_Request_: Only lines with the string "values" matter here; gather them from the material below.

_Record list_:
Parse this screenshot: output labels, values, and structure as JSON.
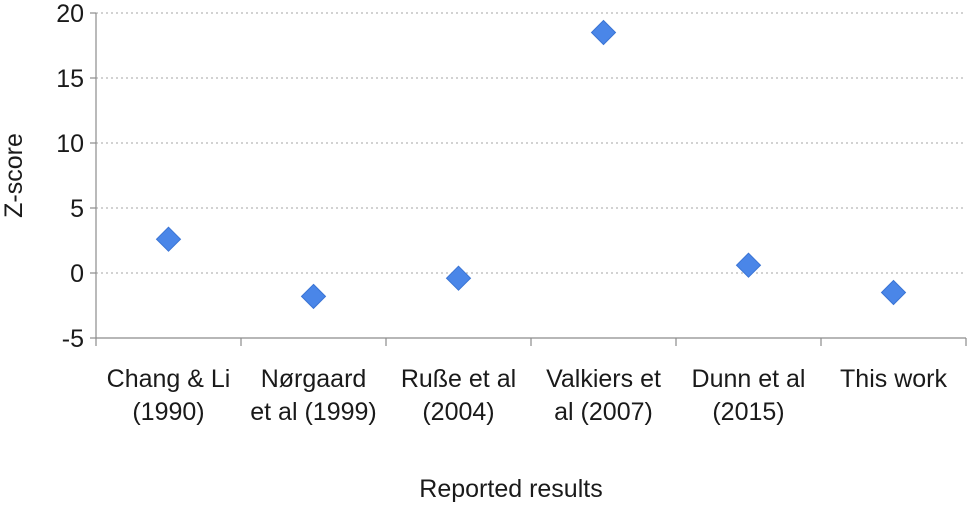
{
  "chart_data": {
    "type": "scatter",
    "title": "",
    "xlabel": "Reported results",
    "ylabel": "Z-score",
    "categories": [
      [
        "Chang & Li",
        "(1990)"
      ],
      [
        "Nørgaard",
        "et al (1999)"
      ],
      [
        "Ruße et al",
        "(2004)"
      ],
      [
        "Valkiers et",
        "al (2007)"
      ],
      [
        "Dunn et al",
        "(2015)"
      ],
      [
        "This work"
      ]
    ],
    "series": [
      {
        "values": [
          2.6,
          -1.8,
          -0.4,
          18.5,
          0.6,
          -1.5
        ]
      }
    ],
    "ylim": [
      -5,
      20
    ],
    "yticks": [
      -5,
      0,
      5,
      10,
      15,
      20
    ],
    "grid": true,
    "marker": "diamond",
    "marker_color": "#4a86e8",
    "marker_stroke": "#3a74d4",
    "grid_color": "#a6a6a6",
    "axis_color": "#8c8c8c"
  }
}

_Exercise answer_:
Parse this screenshot: output labels, values, and structure as JSON.
        "values": [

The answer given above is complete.